Saved data entries ::

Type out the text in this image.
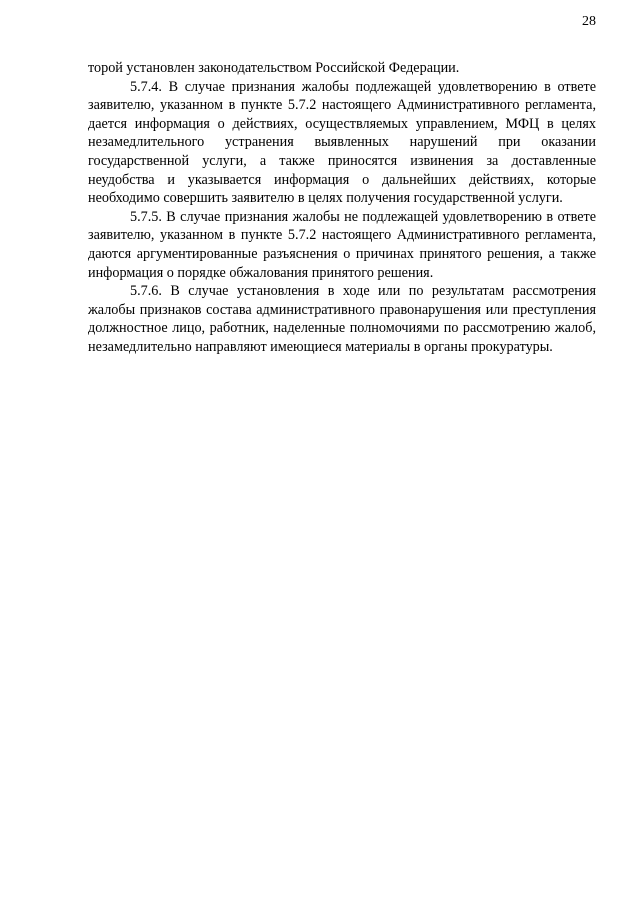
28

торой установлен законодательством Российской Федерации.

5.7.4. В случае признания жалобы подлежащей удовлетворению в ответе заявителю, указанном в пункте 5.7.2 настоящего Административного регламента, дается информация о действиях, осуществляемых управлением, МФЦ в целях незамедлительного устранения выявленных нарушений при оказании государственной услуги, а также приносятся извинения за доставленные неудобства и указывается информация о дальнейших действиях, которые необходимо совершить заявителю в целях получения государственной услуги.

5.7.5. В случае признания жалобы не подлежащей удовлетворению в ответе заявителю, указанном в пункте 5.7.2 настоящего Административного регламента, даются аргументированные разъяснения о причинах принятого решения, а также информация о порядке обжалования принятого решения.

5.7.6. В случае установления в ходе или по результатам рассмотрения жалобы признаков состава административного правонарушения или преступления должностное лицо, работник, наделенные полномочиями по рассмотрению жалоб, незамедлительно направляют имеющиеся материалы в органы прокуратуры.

WHAT IS ASKED ::
Transcribe the records above verbatim. Do not carry over any picture.

RIGHT ANSWER ::
Type out the text in this image.
28

торой установлен законодательством Российской Федерации.

5.7.4. В случае признания жалобы подлежащей удовлетворению в ответе заявителю, указанном в пункте 5.7.2 настоящего Административного регламента, дается информация о действиях, осуществляемых управлением, МФЦ в целях незамедлительного устранения выявленных нарушений при оказании государственной услуги, а также приносятся извинения за доставленные неудобства и указывается информация о дальнейших действиях, которые необходимо совершить заявителю в целях получения государственной услуги.

5.7.5. В случае признания жалобы не подлежащей удовлетворению в ответе заявителю, указанном в пункте 5.7.2 настоящего Административного регламента, даются аргументированные разъяснения о причинах принятого решения, а также информация о порядке обжалования принятого решения.

5.7.6. В случае установления в ходе или по результатам рассмотрения жалобы признаков состава административного правонарушения или преступления должностное лицо, работник, наделенные полномочиями по рассмотрению жалоб, незамедлительно направляют имеющиеся материалы в органы прокуратуры.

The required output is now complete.